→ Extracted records
══════════════════════════════
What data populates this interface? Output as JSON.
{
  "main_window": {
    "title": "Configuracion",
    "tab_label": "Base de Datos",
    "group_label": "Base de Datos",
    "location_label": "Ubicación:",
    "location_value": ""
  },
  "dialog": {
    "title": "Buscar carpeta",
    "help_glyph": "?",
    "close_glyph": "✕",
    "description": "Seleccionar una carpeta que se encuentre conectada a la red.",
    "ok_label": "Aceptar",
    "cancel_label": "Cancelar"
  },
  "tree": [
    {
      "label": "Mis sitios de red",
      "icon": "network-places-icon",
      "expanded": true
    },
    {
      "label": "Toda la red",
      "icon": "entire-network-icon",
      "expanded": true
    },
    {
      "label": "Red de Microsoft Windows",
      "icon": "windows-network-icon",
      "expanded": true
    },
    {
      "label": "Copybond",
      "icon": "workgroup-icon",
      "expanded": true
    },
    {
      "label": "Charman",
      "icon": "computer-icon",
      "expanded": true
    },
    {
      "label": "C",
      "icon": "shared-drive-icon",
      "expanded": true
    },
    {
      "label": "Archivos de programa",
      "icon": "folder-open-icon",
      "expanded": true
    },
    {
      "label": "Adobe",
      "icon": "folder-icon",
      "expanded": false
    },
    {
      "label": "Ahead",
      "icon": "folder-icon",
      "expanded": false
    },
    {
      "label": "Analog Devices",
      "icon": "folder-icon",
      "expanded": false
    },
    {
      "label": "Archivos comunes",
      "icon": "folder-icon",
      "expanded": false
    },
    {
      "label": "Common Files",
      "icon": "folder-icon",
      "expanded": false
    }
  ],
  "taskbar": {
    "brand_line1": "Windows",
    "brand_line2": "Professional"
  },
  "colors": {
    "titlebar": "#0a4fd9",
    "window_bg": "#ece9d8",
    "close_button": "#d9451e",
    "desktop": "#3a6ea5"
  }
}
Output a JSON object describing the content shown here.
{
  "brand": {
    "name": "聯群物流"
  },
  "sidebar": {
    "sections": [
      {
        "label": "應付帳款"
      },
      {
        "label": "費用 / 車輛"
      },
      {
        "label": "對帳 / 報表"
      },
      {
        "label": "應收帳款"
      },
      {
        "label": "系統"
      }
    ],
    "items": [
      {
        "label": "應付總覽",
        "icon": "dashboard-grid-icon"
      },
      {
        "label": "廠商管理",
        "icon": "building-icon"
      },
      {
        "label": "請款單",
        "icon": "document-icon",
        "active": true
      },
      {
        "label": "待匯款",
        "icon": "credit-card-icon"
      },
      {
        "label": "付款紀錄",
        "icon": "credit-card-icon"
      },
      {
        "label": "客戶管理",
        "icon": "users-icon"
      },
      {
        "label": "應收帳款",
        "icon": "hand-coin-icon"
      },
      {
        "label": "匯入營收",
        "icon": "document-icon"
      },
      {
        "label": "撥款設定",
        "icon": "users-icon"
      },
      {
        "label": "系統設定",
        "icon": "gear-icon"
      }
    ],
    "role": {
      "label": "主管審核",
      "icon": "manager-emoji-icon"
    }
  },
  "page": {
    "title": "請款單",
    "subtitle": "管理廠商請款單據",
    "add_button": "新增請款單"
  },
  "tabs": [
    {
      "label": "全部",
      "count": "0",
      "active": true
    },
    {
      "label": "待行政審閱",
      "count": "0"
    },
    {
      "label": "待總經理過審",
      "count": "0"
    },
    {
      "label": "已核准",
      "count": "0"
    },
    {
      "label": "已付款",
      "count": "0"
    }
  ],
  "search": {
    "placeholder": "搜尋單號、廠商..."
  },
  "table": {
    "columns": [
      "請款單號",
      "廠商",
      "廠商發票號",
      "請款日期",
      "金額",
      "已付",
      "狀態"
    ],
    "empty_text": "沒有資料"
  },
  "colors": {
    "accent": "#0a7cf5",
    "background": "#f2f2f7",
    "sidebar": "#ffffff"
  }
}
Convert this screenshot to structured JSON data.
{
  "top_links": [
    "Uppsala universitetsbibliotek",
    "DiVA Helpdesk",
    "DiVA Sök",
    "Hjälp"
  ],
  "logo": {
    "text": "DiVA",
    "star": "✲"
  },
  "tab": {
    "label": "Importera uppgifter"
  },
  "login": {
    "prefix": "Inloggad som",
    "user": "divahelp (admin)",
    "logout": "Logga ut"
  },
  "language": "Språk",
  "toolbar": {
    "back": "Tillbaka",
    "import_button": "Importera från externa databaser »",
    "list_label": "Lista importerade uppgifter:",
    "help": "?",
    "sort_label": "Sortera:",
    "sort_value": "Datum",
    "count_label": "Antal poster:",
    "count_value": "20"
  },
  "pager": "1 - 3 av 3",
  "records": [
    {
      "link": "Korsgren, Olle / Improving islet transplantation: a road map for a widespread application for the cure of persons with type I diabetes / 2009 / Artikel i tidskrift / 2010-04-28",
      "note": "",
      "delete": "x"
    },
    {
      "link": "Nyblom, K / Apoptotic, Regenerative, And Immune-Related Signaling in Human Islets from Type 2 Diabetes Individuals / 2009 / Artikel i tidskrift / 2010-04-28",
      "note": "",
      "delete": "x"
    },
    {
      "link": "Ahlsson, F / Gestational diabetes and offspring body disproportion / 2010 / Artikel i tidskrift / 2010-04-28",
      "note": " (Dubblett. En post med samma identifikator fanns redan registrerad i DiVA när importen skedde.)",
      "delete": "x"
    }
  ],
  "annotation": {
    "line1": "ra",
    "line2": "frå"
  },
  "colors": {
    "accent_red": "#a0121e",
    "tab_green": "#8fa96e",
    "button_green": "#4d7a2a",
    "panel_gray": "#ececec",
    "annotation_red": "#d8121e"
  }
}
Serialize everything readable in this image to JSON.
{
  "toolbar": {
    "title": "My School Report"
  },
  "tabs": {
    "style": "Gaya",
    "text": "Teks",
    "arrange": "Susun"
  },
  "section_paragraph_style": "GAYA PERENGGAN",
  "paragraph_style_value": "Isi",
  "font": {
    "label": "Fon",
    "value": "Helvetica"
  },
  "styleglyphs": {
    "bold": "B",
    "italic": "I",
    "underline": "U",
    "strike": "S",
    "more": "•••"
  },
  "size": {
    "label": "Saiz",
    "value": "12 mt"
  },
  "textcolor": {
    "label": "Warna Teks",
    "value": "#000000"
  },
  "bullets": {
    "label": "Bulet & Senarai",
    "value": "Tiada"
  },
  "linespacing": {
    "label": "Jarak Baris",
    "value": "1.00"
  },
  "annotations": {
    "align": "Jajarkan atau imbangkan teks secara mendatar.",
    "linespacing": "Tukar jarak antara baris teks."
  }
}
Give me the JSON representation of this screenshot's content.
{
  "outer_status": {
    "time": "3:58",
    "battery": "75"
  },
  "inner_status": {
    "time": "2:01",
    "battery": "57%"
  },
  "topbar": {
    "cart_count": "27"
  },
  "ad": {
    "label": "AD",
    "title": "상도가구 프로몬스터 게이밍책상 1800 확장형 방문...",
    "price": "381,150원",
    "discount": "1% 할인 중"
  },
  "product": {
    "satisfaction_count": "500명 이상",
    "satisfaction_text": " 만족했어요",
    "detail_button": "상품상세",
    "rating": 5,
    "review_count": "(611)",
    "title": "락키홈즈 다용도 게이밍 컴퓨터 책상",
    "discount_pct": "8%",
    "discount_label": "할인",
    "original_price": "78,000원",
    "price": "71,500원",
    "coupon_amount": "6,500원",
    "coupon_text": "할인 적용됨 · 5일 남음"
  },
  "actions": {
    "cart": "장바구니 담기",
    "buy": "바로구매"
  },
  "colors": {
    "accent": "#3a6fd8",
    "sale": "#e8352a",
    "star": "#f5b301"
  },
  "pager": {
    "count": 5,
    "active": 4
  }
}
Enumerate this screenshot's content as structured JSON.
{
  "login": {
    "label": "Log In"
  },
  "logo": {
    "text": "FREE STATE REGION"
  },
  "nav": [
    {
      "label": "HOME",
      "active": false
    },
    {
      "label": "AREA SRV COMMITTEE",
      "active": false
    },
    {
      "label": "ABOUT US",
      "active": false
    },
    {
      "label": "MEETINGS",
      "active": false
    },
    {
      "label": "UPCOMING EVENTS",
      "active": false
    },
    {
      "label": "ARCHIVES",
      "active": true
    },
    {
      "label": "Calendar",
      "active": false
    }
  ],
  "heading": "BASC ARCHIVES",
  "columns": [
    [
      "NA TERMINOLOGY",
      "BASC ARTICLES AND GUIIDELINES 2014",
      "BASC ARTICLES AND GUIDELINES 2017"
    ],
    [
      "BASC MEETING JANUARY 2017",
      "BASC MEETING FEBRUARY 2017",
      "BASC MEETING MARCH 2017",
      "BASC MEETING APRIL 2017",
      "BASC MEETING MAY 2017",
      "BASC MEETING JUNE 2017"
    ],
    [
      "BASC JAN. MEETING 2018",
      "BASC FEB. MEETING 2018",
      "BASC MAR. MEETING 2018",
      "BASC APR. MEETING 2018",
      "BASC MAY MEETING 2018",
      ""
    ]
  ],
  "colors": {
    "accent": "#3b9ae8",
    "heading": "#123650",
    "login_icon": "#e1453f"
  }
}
══════════════════════════════
→ GIVEN TASK
From the listing above, copy out each line where the word "heading" appears.

→ WRITTEN ANSWER
  "heading": "BASC ARCHIVES",
    "heading": "#123650",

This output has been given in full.